(Dataset records)
╔══

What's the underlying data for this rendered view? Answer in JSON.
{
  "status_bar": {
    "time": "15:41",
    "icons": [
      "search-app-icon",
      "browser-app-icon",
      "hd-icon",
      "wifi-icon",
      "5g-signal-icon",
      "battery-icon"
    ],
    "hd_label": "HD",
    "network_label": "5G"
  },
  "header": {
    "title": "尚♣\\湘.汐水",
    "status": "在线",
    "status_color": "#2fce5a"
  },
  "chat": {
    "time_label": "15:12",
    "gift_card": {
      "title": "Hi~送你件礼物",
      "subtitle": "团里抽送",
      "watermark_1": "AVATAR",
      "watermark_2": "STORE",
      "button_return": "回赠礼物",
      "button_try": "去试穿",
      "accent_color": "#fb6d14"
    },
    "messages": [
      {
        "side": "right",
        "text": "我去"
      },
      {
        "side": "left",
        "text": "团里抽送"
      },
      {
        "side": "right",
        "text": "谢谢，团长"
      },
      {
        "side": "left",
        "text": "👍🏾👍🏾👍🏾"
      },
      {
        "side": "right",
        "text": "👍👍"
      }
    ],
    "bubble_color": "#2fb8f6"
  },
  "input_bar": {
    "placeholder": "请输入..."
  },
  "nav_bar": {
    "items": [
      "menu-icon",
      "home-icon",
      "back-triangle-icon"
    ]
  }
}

╚══

#### Challenge:
Here, the records must be output exactly and in full.

#### The answer:
What's the underlying data for this rendered view? Answer in JSON.
{
  "status_bar": {
    "time": "15:41",
    "icons": [
      "search-app-icon",
      "browser-app-icon",
      "hd-icon",
      "wifi-icon",
      "5g-signal-icon",
      "battery-icon"
    ],
    "hd_label": "HD",
    "network_label": "5G"
  },
  "header": {
    "title": "尚♣\\湘.汐水",
    "status": "在线",
    "status_color": "#2fce5a"
  },
  "chat": {
    "time_label": "15:12",
    "gift_card": {
      "title": "Hi~送你件礼物",
      "subtitle": "团里抽送",
      "watermark_1": "AVATAR",
      "watermark_2": "STORE",
      "button_return": "回赠礼物",
      "button_try": "去试穿",
      "accent_color": "#fb6d14"
    },
    "messages": [
      {
        "side": "right",
        "text": "我去"
      },
      {
        "side": "left",
        "text": "团里抽送"
      },
      {
        "side": "right",
        "text": "谢谢，团长"
      },
      {
        "side": "left",
        "text": "👍🏾👍🏾👍🏾"
      },
      {
        "side": "right",
        "text": "👍👍"
      }
    ],
    "bubble_color": "#2fb8f6"
  },
  "input_bar": {
    "placeholder": "请输入..."
  },
  "nav_bar": {
    "items": [
      "menu-icon",
      "home-icon",
      "back-triangle-icon"
    ]
  }
}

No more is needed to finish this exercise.